_Given request:_
Format the data from the line with "title [38,45,425,82]" to the line with "cutout [112,376,299,526]", both included, as a numbered list, leaving out any blank lines.

===============

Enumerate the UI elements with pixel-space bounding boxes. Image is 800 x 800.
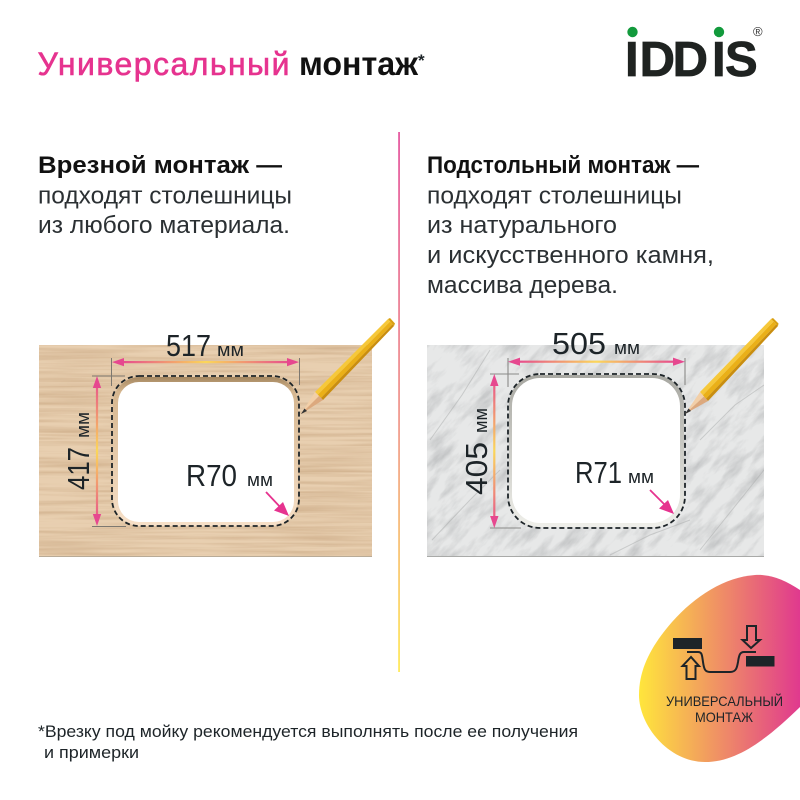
title [38,45,425,82]
title: * [418,51,425,70]
width label: 517 [166,328,211,363]
width label: мм [217,340,244,360]
text block: flush mount [38,152,292,239]
wood board [39,345,372,557]
width arrow [508,358,685,366]
gradient blob [639,575,800,762]
marble board [427,345,764,557]
height label [459,408,494,495]
radius label: мм [247,470,273,490]
cutout [112,376,299,526]
radius arrow [266,492,289,516]
radius label: мм [628,467,654,487]
extension lines [490,358,685,528]
text block: flush mount: из любого материала. [38,212,290,239]
title: монтаж [299,45,419,82]
footnote [38,722,578,762]
icon: counter and sink section [673,626,774,679]
radius arrow [650,490,674,514]
footnote: *Врезку под мойку рекомендуется выполнять после ее получения [38,722,578,741]
width label [552,326,640,361]
extension lines [92,358,300,526]
height label: 417 [61,447,96,490]
height label: 405 [459,442,494,495]
text block: flush mount: подходят столешницы [38,182,292,210]
height label: мм [73,412,93,438]
center divider [398,132,400,672]
radius label: R70 [186,458,237,493]
text block: flush mount: Врезной монтаж — [38,152,283,179]
width label: 505 [552,326,606,361]
logo: IDDIS: IDDIS [625,33,758,87]
badge label: МОНТАЖ [695,709,753,725]
text block: undermount: Подстольный монтаж — [427,152,699,179]
height arrow [490,374,498,528]
pencil [301,318,395,414]
radius label: R71 [575,455,622,490]
height arrow [93,376,101,526]
text block: undermount: и искусственного камня, [427,242,714,269]
badge: universal mounting [639,575,800,762]
text block: undermount: из натурального [427,212,617,239]
pencil [685,318,778,414]
height label: мм [471,408,491,433]
badge label: УНИВЕРСАЛЬНЫЙ [666,692,783,709]
panel: wood countertop diagram [39,318,395,557]
panel: marble countertop diagram [427,318,778,557]
text block: undermount: подходят столешницы [427,182,682,210]
footnote: и примерки [44,743,139,762]
height label [61,412,96,490]
radius label [186,458,273,493]
title: Универсальный [38,46,290,82]
text block: undermount: массива дерева. [427,272,618,299]
badge label [666,692,783,725]
width arrow [112,358,299,366]
text block: undermount [427,152,714,299]
width label: мм [614,338,640,358]
cutout [508,374,685,528]
width label [166,328,244,363]
logo: IDDIS: ® [753,24,763,39]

===============

_Right answer:_
1. title [38,45,425,82]
2. title: * [418,51,425,70]
3. width label: 517 [166,328,211,363]
4. width label: мм [217,340,244,360]
5. text block: flush mount [38,152,292,239]
6. wood board [39,345,372,557]
7. width arrow [508,358,685,366]
8. gradient blob [639,575,800,762]
9. marble board [427,345,764,557]
10. height label [459,408,494,495]
11. radius label: мм [247,470,273,490]
12. cutout [112,376,299,526]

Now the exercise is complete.